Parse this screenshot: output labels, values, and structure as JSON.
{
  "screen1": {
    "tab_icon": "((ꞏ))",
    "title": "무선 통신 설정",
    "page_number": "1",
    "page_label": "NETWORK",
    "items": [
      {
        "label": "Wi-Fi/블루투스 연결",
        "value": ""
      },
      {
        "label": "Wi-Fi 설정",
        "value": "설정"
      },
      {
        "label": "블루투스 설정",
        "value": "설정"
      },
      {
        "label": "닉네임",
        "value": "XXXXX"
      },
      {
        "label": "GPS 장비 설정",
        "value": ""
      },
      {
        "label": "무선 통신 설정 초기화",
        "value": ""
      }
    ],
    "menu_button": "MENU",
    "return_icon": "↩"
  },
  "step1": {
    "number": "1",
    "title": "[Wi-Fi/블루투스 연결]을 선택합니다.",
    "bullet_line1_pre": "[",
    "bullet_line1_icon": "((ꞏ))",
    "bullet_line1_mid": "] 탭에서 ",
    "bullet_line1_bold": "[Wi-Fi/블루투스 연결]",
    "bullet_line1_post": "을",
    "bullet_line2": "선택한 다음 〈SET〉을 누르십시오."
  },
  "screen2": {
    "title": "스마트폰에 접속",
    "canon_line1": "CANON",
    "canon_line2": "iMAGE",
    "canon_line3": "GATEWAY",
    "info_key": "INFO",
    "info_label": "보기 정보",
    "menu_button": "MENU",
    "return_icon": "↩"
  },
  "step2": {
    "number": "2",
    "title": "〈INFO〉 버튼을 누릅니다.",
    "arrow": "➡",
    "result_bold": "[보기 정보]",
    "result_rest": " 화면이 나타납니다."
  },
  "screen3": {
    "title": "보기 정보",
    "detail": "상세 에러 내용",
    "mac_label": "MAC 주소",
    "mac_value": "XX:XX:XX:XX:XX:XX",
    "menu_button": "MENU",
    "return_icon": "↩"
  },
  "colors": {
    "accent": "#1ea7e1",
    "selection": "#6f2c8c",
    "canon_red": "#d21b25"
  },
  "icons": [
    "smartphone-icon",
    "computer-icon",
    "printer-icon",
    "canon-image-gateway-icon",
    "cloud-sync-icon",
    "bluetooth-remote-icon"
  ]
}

## Directive
Transcribe the records above exactly as they appear.

## Exercise solution
Parse this screenshot: output labels, values, and structure as JSON.
{
  "screen1": {
    "tab_icon": "((ꞏ))",
    "title": "무선 통신 설정",
    "page_number": "1",
    "page_label": "NETWORK",
    "items": [
      {
        "label": "Wi-Fi/블루투스 연결",
        "value": ""
      },
      {
        "label": "Wi-Fi 설정",
        "value": "설정"
      },
      {
        "label": "블루투스 설정",
        "value": "설정"
      },
      {
        "label": "닉네임",
        "value": "XXXXX"
      },
      {
        "label": "GPS 장비 설정",
        "value": ""
      },
      {
        "label": "무선 통신 설정 초기화",
        "value": ""
      }
    ],
    "menu_button": "MENU",
    "return_icon": "↩"
  },
  "step1": {
    "number": "1",
    "title": "[Wi-Fi/블루투스 연결]을 선택합니다.",
    "bullet_line1_pre": "[",
    "bullet_line1_icon": "((ꞏ))",
    "bullet_line1_mid": "] 탭에서 ",
    "bullet_line1_bold": "[Wi-Fi/블루투스 연결]",
    "bullet_line1_post": "을",
    "bullet_line2": "선택한 다음 〈SET〉을 누르십시오."
  },
  "screen2": {
    "title": "스마트폰에 접속",
    "canon_line1": "CANON",
    "canon_line2": "iMAGE",
    "canon_line3": "GATEWAY",
    "info_key": "INFO",
    "info_label": "보기 정보",
    "menu_button": "MENU",
    "return_icon": "↩"
  },
  "step2": {
    "number": "2",
    "title": "〈INFO〉 버튼을 누릅니다.",
    "arrow": "➡",
    "result_bold": "[보기 정보]",
    "result_rest": " 화면이 나타납니다."
  },
  "screen3": {
    "title": "보기 정보",
    "detail": "상세 에러 내용",
    "mac_label": "MAC 주소",
    "mac_value": "XX:XX:XX:XX:XX:XX",
    "menu_button": "MENU",
    "return_icon": "↩"
  },
  "colors": {
    "accent": "#1ea7e1",
    "selection": "#6f2c8c",
    "canon_red": "#d21b25"
  },
  "icons": [
    "smartphone-icon",
    "computer-icon",
    "printer-icon",
    "canon-image-gateway-icon",
    "cloud-sync-icon",
    "bluetooth-remote-icon"
  ]
}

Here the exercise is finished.